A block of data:
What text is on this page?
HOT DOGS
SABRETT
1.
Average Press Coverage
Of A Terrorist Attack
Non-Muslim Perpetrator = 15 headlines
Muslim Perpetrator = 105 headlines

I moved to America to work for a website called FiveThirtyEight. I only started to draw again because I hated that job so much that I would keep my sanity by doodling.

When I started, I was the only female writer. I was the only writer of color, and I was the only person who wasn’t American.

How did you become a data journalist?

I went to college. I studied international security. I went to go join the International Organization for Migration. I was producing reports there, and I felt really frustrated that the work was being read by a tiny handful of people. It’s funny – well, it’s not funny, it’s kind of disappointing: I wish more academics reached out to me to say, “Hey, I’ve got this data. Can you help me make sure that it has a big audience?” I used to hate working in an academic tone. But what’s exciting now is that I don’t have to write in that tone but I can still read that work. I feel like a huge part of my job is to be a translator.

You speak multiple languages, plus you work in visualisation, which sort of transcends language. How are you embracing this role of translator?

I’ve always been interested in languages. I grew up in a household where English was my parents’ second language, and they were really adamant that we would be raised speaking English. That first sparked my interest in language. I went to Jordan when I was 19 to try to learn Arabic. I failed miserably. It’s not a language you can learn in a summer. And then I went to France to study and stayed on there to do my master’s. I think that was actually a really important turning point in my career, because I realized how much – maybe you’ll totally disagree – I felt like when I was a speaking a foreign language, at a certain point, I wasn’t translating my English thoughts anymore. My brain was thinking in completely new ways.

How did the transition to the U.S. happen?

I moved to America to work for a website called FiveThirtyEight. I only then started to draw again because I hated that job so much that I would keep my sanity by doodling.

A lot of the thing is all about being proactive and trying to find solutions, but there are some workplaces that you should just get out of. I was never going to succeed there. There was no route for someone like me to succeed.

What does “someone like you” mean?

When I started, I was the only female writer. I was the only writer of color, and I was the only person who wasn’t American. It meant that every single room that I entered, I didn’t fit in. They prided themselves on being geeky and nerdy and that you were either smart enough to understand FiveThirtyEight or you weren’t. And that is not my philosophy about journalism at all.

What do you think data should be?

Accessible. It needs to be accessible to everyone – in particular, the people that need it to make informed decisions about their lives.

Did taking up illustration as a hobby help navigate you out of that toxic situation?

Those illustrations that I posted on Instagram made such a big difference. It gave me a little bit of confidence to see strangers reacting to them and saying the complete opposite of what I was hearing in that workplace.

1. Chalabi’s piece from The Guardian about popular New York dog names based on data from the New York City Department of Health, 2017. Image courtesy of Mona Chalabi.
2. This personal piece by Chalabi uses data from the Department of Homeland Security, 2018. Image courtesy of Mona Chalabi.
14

* Work to do
Count how many lines of the material hold the string "languages". Give the number and nothing more.

* Task response
2